# [Task goal]
All entries below need to be written out exactly, but without their pictures.

# [Records]
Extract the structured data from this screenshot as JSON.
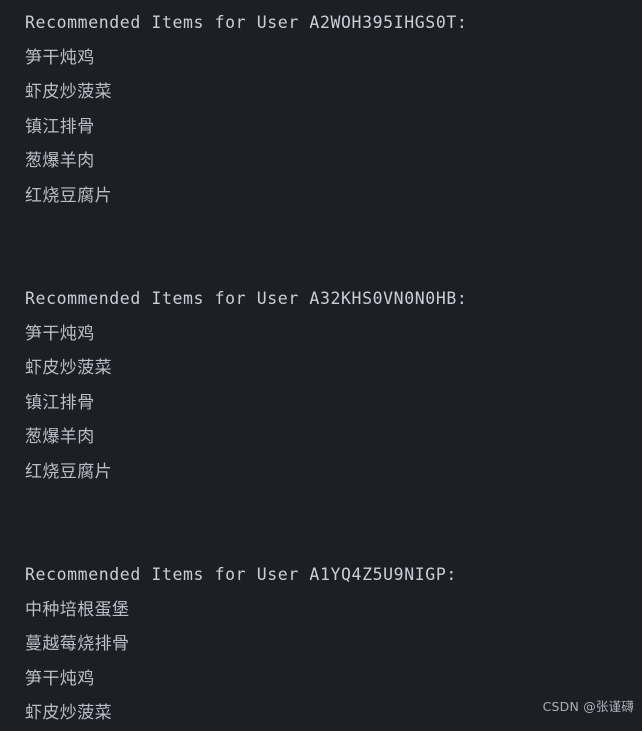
{
  "terminal": {
    "background_color": "#1e1f25",
    "header_color": "#c9ced8",
    "item_color": "#b9bec8",
    "blocks": [
      {
        "header": "Recommended Items for User A2WOH395IHGS0T:",
        "items": [
          "笋干炖鸡",
          "虾皮炒菠菜",
          "镇江排骨",
          "葱爆羊肉",
          "红烧豆腐片"
        ]
      },
      {
        "header": "Recommended Items for User A32KHS0VN0N0HB:",
        "items": [
          "笋干炖鸡",
          "虾皮炒菠菜",
          "镇江排骨",
          "葱爆羊肉",
          "红烧豆腐片"
        ]
      },
      {
        "header": "Recommended Items for User A1YQ4Z5U9NIGP:",
        "items": [
          "中种培根蛋堡",
          "蔓越莓烧排骨",
          "笋干炖鸡",
          "虾皮炒菠菜"
        ]
      }
    ]
  },
  "watermark": {
    "text": "CSDN @张谨礴"
  }
}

# [Completed task]
Extract the structured data from this screenshot as JSON.
{
  "terminal": {
    "background_color": "#1e1f25",
    "header_color": "#c9ced8",
    "item_color": "#b9bec8",
    "blocks": [
      {
        "header": "Recommended Items for User A2WOH395IHGS0T:",
        "items": [
          "笋干炖鸡",
          "虾皮炒菠菜",
          "镇江排骨",
          "葱爆羊肉",
          "红烧豆腐片"
        ]
      },
      {
        "header": "Recommended Items for User A32KHS0VN0N0HB:",
        "items": [
          "笋干炖鸡",
          "虾皮炒菠菜",
          "镇江排骨",
          "葱爆羊肉",
          "红烧豆腐片"
        ]
      },
      {
        "header": "Recommended Items for User A1YQ4Z5U9NIGP:",
        "items": [
          "中种培根蛋堡",
          "蔓越莓烧排骨",
          "笋干炖鸡",
          "虾皮炒菠菜"
        ]
      }
    ]
  },
  "watermark": {
    "text": "CSDN @张谨礴"
  }
}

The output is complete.